##### Data #####
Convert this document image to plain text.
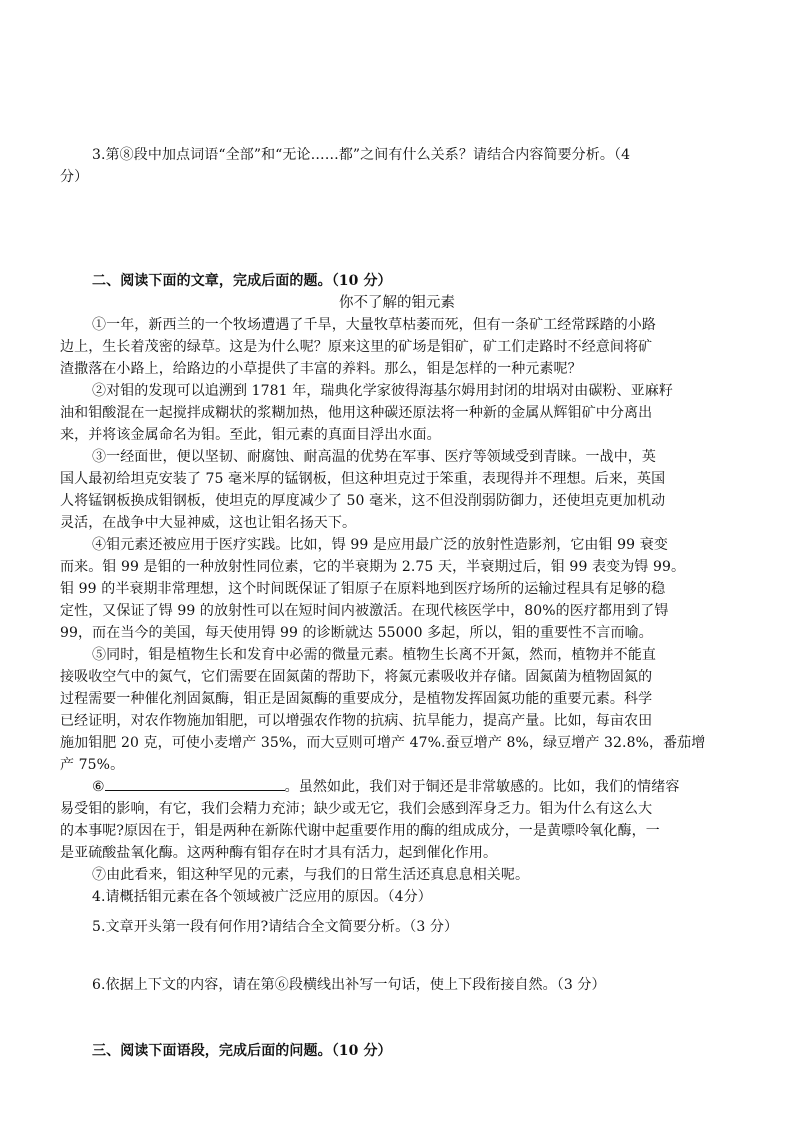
3.第⑧段中加点词语“全部”和“无论……都”之间有什么关系？请结合内容简要分析。（4
分）
二、阅读下面的文章，完成后面的题。（10 分）
你不了解的钼元素
①一年，新西兰的一个牧场遭遇了千旱，大量牧草枯萎而死，但有一条矿工经常踩踏的小路
边上，生长着茂密的绿草。这是为什么呢？原来这里的矿场是钼矿，矿工们走路时不经意间将矿
渣撒落在小路上，给路边的小草提供了丰富的养料。那么，钼是怎样的一种元素呢？
②对钼的发现可以追溯到 1781 年，瑞典化学家彼得海基尔姆用封闭的坩埚对由碳粉、亚麻籽
油和钼酸混在一起搅拌成糊状的浆糊加热，他用这种碳还原法将一种新的金属从辉钼矿中分离出
来，并将该金属命名为钼。至此，钼元素的真面目浮出水面。
③一经面世，便以坚韧、耐腐蚀、耐高温的优势在军事、医疗等领域受到青睐。一战中，英
国人最初给坦克安装了 75 毫米厚的锰钢板，但这种坦克过于笨重，表现得并不理想。后来，英国
人将锰钢板换成钼钢板，使坦克的厚度减少了 50 毫米，这不但没削弱防御力，还使坦克更加机动
灵活，在战争中大显神威，这也让钼名扬天下。
④钼元素还被应用于医疗实践。比如，锝 99 是应用最广泛的放射性造影剂，它由钼 99 衰变
而来。钼 99 是钼的一种放射性同位素，它的半衰期为 2.75 天，半衰期过后，钼 99 表变为锝 99。
钼 99 的半衰期非常理想，这个时间既保证了钼原子在原料地到医疗场所的运输过程具有足够的稳
定性，又保证了锝 99 的放射性可以在短时间内被激活。在现代核医学中，80%的医疗都用到了锝
99，而在当今的美国，每天使用锝 99 的诊断就达 55000 多起，所以，钼的重要性不言而喻。
⑤同时，钼是植物生长和发育中必需的微量元素。植物生长离不开氮，然而，植物并不能直
接吸收空气中的氮气，它们需要在固氮菌的帮助下，将氮元素吸收并存储。固氮菌为植物固氮的
过程需要一种催化剂固氮酶，钼正是固氮酶的重要成分，是植物发挥固氮功能的重要元素。科学
已经证明，对农作物施加钼肥，可以增强农作物的抗病、抗旱能力，提高产量。比如，每亩农田
施加钼肥 20 克，可使小麦增产 35%，而大豆则可增产 47%.蚕豆增产 8%，绿豆增产 32.8%，番茄增
产 75%。
⑥	。虽然如此，我们对于铜还是非常敏感的。比如，我们的情绪容
易受钼的影响，有它，我们会精力充沛；缺少或无它，我们会感到浑身乏力。钼为什么有这么大
的本事呢?原因在于，钼是两种在新陈代谢中起重要作用的酶的组成成分，一是黄嘌呤氧化酶，一
是亚硫酸盐氧化酶。这两种酶有钼存在时才具有活力，起到催化作用。
⑦由此看来，钼这种罕见的元素，与我们的日常生活还真息息相关呢。
4.请概括钼元素在各个领域被广泛应用的原因。（4分）
5.文章开头第一段有何作用?请结合全文简要分析。（3 分）
6.依据上下文的内容，请在第⑥段横线出补写一句话，使上下段衔接自然。（3 分）
三、阅读下面语段，完成后面的问题。（10 分）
#####
Given exercise —
Output all of the entries verbatim, leaving out any images.

Problem solution —
Convert this document image to plain text.
3.第⑧段中加点词语“全部”和“无论……都”之间有什么关系？请结合内容简要分析。（4
分）
二、阅读下面的文章，完成后面的题。（10 分）
你不了解的钼元素
①一年，新西兰的一个牧场遭遇了千旱，大量牧草枯萎而死，但有一条矿工经常踩踏的小路
边上，生长着茂密的绿草。这是为什么呢？原来这里的矿场是钼矿，矿工们走路时不经意间将矿
渣撒落在小路上，给路边的小草提供了丰富的养料。那么，钼是怎样的一种元素呢？
②对钼的发现可以追溯到 1781 年，瑞典化学家彼得海基尔姆用封闭的坩埚对由碳粉、亚麻籽
油和钼酸混在一起搅拌成糊状的浆糊加热，他用这种碳还原法将一种新的金属从辉钼矿中分离出
来，并将该金属命名为钼。至此，钼元素的真面目浮出水面。
③一经面世，便以坚韧、耐腐蚀、耐高温的优势在军事、医疗等领域受到青睐。一战中，英
国人最初给坦克安装了 75 毫米厚的锰钢板，但这种坦克过于笨重，表现得并不理想。后来，英国
人将锰钢板换成钼钢板，使坦克的厚度减少了 50 毫米，这不但没削弱防御力，还使坦克更加机动
灵活，在战争中大显神威，这也让钼名扬天下。
④钼元素还被应用于医疗实践。比如，锝 99 是应用最广泛的放射性造影剂，它由钼 99 衰变
而来。钼 99 是钼的一种放射性同位素，它的半衰期为 2.75 天，半衰期过后，钼 99 表变为锝 99。
钼 99 的半衰期非常理想，这个时间既保证了钼原子在原料地到医疗场所的运输过程具有足够的稳
定性，又保证了锝 99 的放射性可以在短时间内被激活。在现代核医学中，80%的医疗都用到了锝
99，而在当今的美国，每天使用锝 99 的诊断就达 55000 多起，所以，钼的重要性不言而喻。
⑤同时，钼是植物生长和发育中必需的微量元素。植物生长离不开氮，然而，植物并不能直
接吸收空气中的氮气，它们需要在固氮菌的帮助下，将氮元素吸收并存储。固氮菌为植物固氮的
过程需要一种催化剂固氮酶，钼正是固氮酶的重要成分，是植物发挥固氮功能的重要元素。科学
已经证明，对农作物施加钼肥，可以增强农作物的抗病、抗旱能力，提高产量。比如，每亩农田
施加钼肥 20 克，可使小麦增产 35%，而大豆则可增产 47%.蚕豆增产 8%，绿豆增产 32.8%，番茄增
产 75%。
⑥	。虽然如此，我们对于铜还是非常敏感的。比如，我们的情绪容
易受钼的影响，有它，我们会精力充沛；缺少或无它，我们会感到浑身乏力。钼为什么有这么大
的本事呢?原因在于，钼是两种在新陈代谢中起重要作用的酶的组成成分，一是黄嘌呤氧化酶，一
是亚硫酸盐氧化酶。这两种酶有钼存在时才具有活力，起到催化作用。
⑦由此看来，钼这种罕见的元素，与我们的日常生活还真息息相关呢。
4.请概括钼元素在各个领域被广泛应用的原因。（4分）
5.文章开头第一段有何作用?请结合全文简要分析。（3 分）
6.依据上下文的内容，请在第⑥段横线出补写一句话，使上下段衔接自然。（3 分）
三、阅读下面语段，完成后面的问题。（10 分）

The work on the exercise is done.